[Problem description]
Write the data out again exactly, with no pictures.

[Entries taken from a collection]
## begin
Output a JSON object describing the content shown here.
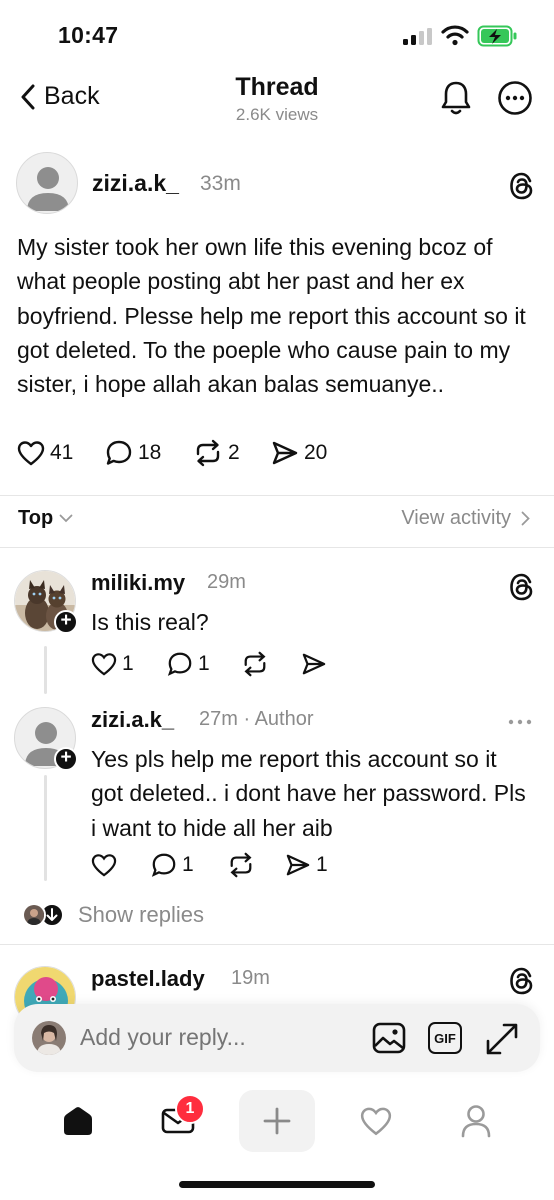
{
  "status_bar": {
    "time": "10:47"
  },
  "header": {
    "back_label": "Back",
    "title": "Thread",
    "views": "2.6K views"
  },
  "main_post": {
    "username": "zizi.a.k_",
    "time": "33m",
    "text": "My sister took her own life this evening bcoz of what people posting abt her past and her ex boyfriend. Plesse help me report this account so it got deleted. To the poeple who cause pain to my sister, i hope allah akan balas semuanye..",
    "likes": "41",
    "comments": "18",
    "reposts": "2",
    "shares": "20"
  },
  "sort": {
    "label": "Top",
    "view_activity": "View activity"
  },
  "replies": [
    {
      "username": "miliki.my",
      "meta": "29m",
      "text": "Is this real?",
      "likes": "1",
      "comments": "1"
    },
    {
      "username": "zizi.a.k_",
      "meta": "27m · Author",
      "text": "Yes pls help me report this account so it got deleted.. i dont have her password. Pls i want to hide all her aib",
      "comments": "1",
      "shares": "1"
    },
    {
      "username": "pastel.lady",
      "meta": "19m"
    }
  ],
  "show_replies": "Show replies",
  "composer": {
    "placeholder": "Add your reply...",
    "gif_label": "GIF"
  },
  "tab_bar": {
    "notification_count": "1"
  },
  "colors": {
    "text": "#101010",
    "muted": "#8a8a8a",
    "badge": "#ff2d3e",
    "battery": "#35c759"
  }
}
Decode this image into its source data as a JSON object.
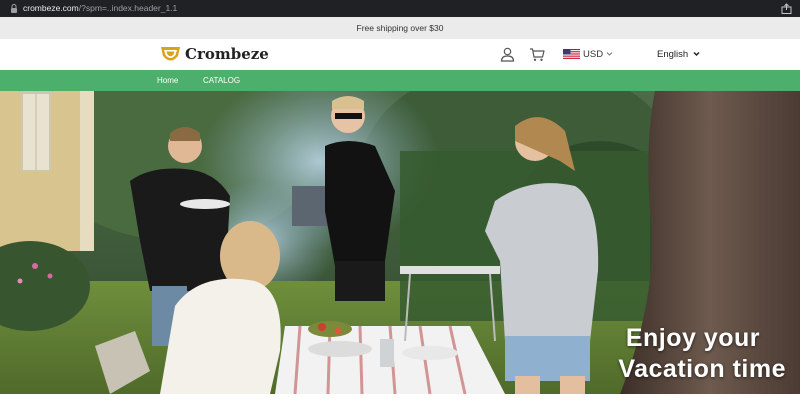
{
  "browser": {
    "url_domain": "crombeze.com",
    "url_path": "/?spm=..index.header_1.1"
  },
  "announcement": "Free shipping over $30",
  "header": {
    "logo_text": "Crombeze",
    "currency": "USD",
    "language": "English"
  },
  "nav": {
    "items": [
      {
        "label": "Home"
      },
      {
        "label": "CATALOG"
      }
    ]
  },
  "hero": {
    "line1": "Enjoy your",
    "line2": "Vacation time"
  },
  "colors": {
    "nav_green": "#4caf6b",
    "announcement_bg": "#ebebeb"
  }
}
## end
[Result below]
Output a JSON object describing the content shown here.
{
  "status_bar": {
    "time": "10:47"
  },
  "header": {
    "back_label": "Back",
    "title": "Thread",
    "views": "2.6K views"
  },
  "main_post": {
    "username": "zizi.a.k_",
    "time": "33m",
    "text": "My sister took her own life this evening bcoz of what people posting abt her past and her ex boyfriend. Plesse help me report this account so it got deleted. To the poeple who cause pain to my sister, i hope allah akan balas semuanye..",
    "likes": "41",
    "comments": "18",
    "reposts": "2",
    "shares": "20"
  },
  "sort": {
    "label": "Top",
    "view_activity": "View activity"
  },
  "replies": [
    {
      "username": "miliki.my",
      "meta": "29m",
      "text": "Is this real?",
      "likes": "1",
      "comments": "1"
    },
    {
      "username": "zizi.a.k_",
      "meta": "27m · Author",
      "text": "Yes pls help me report this account so it got deleted.. i dont have her password. Pls i want to hide all her aib",
      "comments": "1",
      "shares": "1"
    },
    {
      "username": "pastel.lady",
      "meta": "19m"
    }
  ],
  "show_replies": "Show replies",
  "composer": {
    "placeholder": "Add your reply...",
    "gif_label": "GIF"
  },
  "tab_bar": {
    "notification_count": "1"
  },
  "colors": {
    "text": "#101010",
    "muted": "#8a8a8a",
    "badge": "#ff2d3e",
    "battery": "#35c759"
  }
}
Decode this image into its source data as a JSON object.
{
  "browser": {
    "url_domain": "crombeze.com",
    "url_path": "/?spm=..index.header_1.1"
  },
  "announcement": "Free shipping over $30",
  "header": {
    "logo_text": "Crombeze",
    "currency": "USD",
    "language": "English"
  },
  "nav": {
    "items": [
      {
        "label": "Home"
      },
      {
        "label": "CATALOG"
      }
    ]
  },
  "hero": {
    "line1": "Enjoy your",
    "line2": "Vacation time"
  },
  "colors": {
    "nav_green": "#4caf6b",
    "announcement_bg": "#ebebeb"
  }
}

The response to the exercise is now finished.